Instructions to follow: Write out the data below in full, unchanged, minus the images.
-- Begin Data section --
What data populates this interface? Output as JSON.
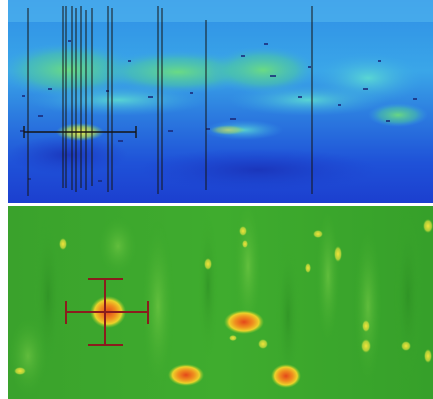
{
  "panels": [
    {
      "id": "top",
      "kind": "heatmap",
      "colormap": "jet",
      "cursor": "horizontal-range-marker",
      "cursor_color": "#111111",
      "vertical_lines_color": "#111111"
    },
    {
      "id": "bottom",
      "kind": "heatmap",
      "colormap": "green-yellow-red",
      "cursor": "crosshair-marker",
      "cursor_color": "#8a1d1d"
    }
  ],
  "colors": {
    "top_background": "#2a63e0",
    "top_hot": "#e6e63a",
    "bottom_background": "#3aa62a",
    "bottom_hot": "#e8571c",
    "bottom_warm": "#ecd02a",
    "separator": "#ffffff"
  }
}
-- End Data section --
Full solution:
What data populates this interface? Output as JSON.
{
  "panels": [
    {
      "id": "top",
      "kind": "heatmap",
      "colormap": "jet",
      "cursor": "horizontal-range-marker",
      "cursor_color": "#111111",
      "vertical_lines_color": "#111111"
    },
    {
      "id": "bottom",
      "kind": "heatmap",
      "colormap": "green-yellow-red",
      "cursor": "crosshair-marker",
      "cursor_color": "#8a1d1d"
    }
  ],
  "colors": {
    "top_background": "#2a63e0",
    "top_hot": "#e6e63a",
    "bottom_background": "#3aa62a",
    "bottom_hot": "#e8571c",
    "bottom_warm": "#ecd02a",
    "separator": "#ffffff"
  }
}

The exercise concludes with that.